# PROVIDED RECORDS start

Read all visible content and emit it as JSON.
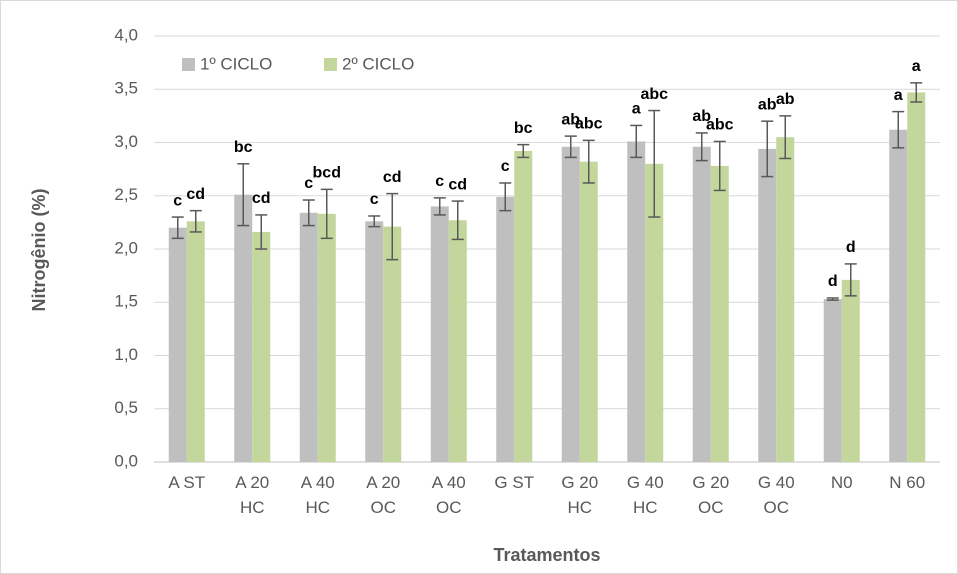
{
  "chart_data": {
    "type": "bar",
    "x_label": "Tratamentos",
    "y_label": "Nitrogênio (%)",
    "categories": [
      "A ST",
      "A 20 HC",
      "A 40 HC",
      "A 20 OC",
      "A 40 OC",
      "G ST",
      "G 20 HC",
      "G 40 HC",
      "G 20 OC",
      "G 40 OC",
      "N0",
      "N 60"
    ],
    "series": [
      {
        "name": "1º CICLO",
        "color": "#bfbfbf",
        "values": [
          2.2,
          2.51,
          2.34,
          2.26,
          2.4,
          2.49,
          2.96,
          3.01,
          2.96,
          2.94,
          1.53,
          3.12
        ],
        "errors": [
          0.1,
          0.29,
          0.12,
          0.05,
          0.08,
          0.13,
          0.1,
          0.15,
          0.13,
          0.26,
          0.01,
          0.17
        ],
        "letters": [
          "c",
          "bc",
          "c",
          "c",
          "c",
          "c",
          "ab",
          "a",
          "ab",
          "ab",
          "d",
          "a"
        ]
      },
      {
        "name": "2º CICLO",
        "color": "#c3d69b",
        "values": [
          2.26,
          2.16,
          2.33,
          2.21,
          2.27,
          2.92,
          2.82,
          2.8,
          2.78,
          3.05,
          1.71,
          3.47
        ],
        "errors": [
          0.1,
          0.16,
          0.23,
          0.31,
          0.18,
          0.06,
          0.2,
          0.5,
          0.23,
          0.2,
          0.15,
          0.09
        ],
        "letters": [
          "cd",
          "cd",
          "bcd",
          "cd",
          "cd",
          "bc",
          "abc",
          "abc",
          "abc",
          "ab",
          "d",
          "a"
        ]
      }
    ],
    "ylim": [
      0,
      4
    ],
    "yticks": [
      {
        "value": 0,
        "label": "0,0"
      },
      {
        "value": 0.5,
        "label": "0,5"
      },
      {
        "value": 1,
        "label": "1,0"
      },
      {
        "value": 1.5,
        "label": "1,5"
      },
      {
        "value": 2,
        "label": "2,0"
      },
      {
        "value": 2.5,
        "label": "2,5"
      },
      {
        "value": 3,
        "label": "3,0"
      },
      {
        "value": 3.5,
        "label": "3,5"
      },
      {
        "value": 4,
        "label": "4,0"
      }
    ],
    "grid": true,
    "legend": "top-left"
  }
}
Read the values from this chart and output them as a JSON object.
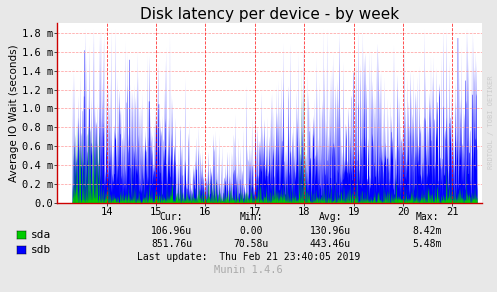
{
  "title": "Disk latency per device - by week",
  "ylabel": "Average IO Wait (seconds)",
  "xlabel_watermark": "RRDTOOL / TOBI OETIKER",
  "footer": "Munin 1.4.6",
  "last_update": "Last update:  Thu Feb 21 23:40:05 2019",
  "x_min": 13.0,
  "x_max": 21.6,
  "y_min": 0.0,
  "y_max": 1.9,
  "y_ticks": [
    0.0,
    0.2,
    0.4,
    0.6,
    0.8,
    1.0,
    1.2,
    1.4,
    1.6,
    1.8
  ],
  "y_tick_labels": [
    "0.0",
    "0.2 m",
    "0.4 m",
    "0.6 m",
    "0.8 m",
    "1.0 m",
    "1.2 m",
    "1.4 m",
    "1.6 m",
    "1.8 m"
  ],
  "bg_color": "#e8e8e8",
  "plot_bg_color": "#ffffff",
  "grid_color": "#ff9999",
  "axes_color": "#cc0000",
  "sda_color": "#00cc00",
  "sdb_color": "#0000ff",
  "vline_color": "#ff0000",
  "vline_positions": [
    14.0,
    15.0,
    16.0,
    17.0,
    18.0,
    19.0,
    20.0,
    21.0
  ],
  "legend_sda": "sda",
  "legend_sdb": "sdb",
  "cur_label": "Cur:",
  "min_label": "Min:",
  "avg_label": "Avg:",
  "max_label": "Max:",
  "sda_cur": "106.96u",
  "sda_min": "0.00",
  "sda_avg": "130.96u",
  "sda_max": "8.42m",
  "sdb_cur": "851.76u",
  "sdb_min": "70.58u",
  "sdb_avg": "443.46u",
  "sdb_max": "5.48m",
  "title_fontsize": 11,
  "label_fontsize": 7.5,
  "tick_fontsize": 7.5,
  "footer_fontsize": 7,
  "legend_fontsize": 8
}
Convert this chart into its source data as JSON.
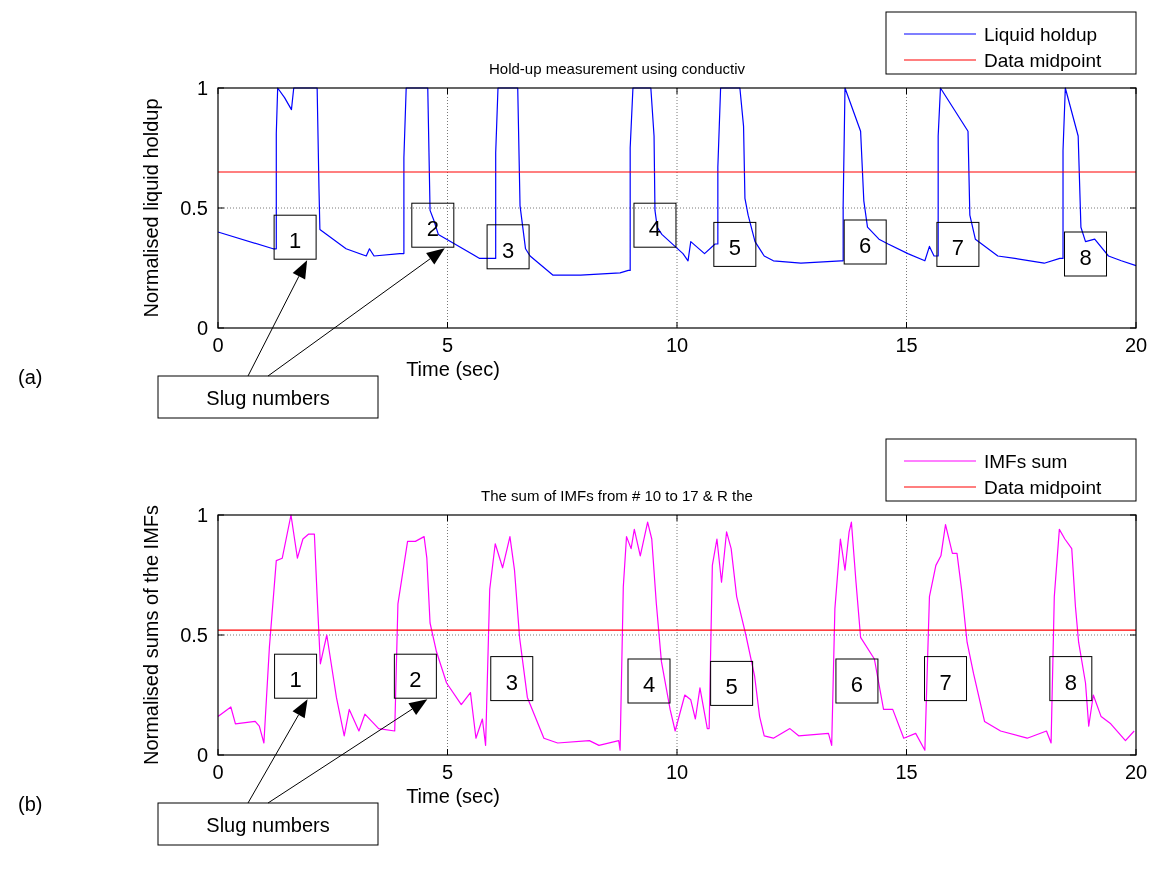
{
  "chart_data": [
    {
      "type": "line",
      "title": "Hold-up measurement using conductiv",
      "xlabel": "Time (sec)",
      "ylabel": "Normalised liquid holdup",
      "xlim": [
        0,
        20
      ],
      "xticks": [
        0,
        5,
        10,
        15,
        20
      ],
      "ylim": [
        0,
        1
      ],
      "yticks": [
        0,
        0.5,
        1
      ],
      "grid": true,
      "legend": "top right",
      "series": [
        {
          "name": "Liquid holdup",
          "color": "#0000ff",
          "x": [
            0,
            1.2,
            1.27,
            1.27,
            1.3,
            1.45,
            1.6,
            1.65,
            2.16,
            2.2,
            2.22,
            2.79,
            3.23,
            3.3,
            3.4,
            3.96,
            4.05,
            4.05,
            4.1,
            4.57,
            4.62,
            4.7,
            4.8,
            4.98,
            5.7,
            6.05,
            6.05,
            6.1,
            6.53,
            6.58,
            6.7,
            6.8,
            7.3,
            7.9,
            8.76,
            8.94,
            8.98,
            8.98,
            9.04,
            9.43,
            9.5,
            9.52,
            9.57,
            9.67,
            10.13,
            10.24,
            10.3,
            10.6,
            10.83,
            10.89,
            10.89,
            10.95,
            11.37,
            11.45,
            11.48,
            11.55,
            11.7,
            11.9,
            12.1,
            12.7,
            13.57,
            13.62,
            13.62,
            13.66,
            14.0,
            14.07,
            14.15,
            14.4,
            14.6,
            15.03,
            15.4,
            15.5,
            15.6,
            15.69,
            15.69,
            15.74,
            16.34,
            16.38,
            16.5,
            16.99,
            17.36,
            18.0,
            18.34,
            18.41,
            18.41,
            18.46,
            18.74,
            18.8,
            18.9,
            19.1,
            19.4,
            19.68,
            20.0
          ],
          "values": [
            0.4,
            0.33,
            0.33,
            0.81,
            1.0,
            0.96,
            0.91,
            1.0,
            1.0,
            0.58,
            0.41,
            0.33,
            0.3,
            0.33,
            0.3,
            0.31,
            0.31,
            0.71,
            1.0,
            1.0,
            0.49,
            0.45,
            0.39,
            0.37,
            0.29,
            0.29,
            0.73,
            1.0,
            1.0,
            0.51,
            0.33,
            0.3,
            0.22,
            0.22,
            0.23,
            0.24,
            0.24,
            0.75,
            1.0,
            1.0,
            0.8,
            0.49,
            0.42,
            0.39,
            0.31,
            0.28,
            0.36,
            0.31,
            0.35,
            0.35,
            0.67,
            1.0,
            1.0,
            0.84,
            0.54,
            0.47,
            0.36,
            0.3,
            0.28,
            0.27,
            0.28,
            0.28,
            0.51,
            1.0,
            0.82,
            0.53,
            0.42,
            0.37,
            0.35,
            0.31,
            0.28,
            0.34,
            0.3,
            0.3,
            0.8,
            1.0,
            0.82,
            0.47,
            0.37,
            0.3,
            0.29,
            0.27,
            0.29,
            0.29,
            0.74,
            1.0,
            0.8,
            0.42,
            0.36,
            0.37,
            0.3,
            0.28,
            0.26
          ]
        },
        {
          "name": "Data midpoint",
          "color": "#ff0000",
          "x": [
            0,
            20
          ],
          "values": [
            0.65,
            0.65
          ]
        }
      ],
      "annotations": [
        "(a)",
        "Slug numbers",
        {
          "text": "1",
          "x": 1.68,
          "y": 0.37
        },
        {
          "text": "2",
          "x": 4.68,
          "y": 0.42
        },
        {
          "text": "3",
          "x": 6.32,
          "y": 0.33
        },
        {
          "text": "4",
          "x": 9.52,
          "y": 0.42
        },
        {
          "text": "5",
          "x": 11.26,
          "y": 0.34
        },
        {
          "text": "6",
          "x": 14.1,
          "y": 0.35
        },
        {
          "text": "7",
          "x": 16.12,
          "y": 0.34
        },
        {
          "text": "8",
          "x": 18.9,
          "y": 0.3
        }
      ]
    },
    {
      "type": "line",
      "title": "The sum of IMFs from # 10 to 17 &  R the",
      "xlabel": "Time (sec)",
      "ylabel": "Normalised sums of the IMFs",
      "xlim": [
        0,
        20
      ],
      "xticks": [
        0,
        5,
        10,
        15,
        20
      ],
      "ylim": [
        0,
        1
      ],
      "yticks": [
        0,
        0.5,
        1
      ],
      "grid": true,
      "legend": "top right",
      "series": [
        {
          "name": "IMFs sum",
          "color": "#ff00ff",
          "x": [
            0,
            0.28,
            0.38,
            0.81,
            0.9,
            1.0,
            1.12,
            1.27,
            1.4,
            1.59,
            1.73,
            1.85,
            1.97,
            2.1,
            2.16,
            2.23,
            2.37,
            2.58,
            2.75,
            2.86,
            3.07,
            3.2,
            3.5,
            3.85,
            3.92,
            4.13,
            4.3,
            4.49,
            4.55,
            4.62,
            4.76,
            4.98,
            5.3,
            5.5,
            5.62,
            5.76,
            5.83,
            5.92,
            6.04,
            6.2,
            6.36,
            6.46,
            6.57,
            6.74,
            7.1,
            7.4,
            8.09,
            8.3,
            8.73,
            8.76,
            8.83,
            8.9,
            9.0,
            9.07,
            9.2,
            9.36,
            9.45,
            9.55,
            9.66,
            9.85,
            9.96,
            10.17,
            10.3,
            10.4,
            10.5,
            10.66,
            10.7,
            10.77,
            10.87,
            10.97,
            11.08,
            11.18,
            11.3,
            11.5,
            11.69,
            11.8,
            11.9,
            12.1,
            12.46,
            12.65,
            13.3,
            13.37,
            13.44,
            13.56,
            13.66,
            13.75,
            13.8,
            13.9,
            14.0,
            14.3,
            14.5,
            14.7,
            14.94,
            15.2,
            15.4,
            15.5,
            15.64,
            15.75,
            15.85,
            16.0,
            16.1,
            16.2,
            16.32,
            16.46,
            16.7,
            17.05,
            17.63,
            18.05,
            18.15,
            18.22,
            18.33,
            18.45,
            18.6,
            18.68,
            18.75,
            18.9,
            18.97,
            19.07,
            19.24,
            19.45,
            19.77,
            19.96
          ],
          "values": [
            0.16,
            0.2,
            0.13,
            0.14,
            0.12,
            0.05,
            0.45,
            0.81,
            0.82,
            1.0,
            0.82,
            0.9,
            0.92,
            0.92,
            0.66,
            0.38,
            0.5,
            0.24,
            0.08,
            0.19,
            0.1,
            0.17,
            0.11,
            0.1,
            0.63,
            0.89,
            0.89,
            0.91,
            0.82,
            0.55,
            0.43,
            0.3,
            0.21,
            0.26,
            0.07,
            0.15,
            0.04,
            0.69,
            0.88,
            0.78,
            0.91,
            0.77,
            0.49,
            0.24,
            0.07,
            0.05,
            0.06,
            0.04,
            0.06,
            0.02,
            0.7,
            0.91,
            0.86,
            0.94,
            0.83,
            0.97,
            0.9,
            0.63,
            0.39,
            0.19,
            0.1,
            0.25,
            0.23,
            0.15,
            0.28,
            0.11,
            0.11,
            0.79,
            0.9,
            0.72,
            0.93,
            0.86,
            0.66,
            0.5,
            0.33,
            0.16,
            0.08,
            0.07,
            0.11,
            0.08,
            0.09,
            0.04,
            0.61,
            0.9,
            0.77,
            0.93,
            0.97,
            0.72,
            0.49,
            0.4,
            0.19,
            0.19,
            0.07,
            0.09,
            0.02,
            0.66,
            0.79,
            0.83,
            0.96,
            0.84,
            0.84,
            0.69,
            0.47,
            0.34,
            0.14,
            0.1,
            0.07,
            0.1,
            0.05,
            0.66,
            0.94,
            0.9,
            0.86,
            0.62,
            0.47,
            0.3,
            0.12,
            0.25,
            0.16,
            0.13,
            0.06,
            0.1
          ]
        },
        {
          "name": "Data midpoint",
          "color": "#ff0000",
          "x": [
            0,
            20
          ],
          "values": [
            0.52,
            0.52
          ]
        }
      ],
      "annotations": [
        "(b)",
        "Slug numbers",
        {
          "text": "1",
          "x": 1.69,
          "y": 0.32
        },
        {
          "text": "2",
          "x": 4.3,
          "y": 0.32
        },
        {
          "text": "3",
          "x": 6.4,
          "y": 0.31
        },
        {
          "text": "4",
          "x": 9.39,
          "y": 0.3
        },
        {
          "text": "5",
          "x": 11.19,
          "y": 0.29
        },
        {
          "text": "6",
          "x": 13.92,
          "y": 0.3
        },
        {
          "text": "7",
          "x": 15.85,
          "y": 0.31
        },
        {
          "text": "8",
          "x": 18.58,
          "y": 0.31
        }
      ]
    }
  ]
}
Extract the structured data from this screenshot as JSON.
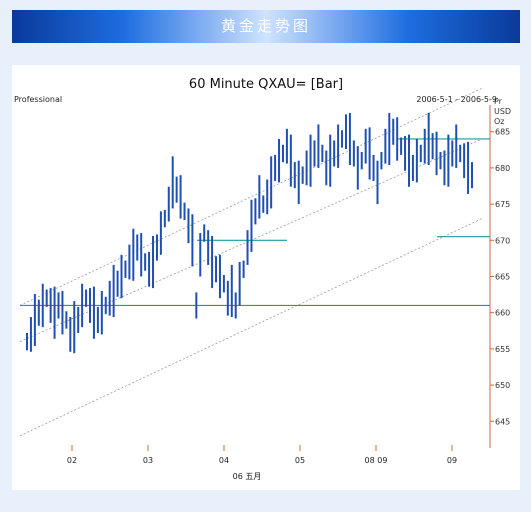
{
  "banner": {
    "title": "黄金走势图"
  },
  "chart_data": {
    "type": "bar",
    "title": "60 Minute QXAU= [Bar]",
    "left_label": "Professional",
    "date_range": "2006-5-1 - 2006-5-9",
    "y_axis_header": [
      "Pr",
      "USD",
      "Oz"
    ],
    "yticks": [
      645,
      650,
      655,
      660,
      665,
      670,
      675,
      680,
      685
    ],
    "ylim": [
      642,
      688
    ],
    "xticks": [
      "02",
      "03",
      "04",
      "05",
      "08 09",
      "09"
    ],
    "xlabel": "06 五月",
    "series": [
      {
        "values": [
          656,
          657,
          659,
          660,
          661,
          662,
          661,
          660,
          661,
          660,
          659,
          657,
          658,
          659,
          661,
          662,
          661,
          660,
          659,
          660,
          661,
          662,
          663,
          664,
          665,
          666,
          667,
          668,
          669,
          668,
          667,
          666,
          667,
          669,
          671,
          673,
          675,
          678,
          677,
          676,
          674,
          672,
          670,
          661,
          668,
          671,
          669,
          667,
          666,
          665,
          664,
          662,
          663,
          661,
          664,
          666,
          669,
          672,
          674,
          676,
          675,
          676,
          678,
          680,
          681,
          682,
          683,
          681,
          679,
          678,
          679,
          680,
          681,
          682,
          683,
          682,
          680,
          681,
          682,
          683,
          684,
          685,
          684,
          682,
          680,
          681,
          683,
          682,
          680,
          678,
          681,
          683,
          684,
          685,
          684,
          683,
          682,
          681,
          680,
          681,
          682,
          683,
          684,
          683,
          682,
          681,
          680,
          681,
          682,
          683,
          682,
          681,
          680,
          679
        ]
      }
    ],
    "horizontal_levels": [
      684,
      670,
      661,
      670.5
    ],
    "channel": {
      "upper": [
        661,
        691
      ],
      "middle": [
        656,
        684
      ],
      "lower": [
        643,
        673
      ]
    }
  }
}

# PROVIDED RECORDS end

(WHAT THE TASK ASKS)
Identify each line in the records above containing the word "holdup"; copy those lines.

(EXERCISE RESPONSE)
      "ylabel": "Normalised liquid holdup",
          "name": "Liquid holdup",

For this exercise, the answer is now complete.